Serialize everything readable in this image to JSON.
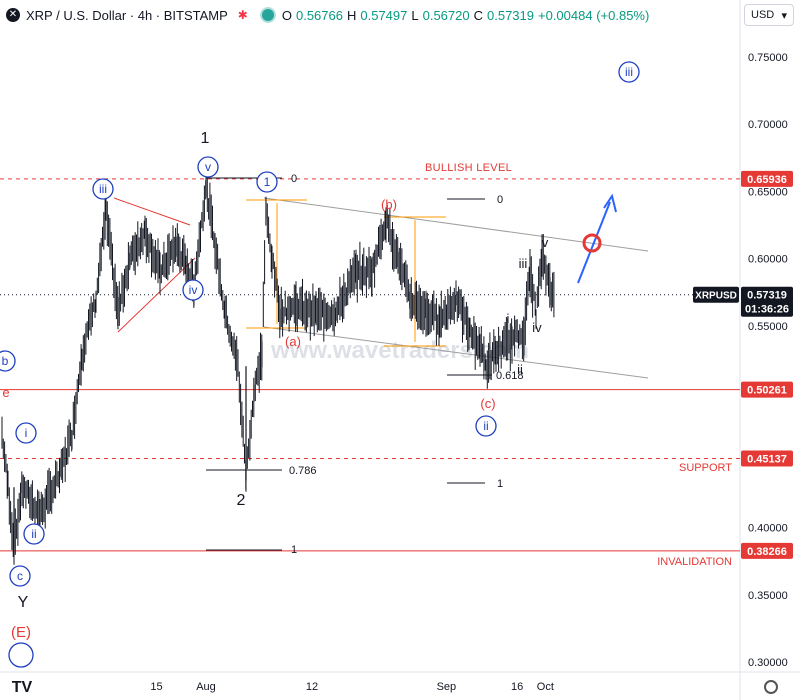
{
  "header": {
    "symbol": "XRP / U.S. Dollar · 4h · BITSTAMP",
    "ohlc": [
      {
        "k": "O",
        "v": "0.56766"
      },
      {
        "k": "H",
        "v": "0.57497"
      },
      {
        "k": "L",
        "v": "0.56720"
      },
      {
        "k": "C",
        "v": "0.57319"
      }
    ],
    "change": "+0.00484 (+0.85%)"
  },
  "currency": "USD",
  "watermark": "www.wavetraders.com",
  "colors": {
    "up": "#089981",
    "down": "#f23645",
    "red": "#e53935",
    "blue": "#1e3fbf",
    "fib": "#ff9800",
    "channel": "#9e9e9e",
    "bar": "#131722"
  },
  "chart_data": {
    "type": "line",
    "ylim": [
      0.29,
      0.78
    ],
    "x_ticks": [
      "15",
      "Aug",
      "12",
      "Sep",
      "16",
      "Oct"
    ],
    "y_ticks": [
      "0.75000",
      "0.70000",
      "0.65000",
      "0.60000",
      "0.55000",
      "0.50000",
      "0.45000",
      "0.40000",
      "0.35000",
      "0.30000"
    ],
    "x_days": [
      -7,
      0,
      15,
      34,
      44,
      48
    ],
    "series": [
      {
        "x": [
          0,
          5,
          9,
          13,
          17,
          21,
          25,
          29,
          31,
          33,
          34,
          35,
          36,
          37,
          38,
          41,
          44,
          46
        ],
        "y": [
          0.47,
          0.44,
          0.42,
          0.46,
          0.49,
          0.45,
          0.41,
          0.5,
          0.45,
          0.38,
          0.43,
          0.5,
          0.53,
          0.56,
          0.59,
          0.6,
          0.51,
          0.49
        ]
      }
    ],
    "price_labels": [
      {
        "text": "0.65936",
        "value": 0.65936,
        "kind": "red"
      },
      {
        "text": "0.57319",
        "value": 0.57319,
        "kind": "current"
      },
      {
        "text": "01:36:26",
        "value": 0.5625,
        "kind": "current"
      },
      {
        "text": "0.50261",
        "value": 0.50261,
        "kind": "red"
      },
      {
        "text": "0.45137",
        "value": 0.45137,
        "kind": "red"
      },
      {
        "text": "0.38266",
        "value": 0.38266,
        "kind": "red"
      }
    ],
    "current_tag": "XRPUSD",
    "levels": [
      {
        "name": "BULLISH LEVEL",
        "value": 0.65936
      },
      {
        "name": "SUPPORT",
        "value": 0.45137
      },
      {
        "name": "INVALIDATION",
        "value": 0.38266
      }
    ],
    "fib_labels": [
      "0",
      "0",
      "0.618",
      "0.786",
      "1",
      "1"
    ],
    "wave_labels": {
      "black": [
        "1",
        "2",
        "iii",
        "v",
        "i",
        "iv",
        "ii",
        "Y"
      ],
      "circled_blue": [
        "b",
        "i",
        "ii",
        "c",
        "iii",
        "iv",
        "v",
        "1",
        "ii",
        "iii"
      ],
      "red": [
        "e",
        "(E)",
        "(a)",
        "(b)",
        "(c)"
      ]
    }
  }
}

+++

**Exercise requirements**. In the records above, find each line that holds the word "value"; copy all such lines.

**Answer for this exercise**.
        "value": 0.65936,
        "value": 0.57319,
        "value": 0.5625,
        "value": 0.50261,
        "value": 0.45137,
        "value": 0.38266,
        "value": 0.65936
        "value": 0.45137
        "value": 0.38266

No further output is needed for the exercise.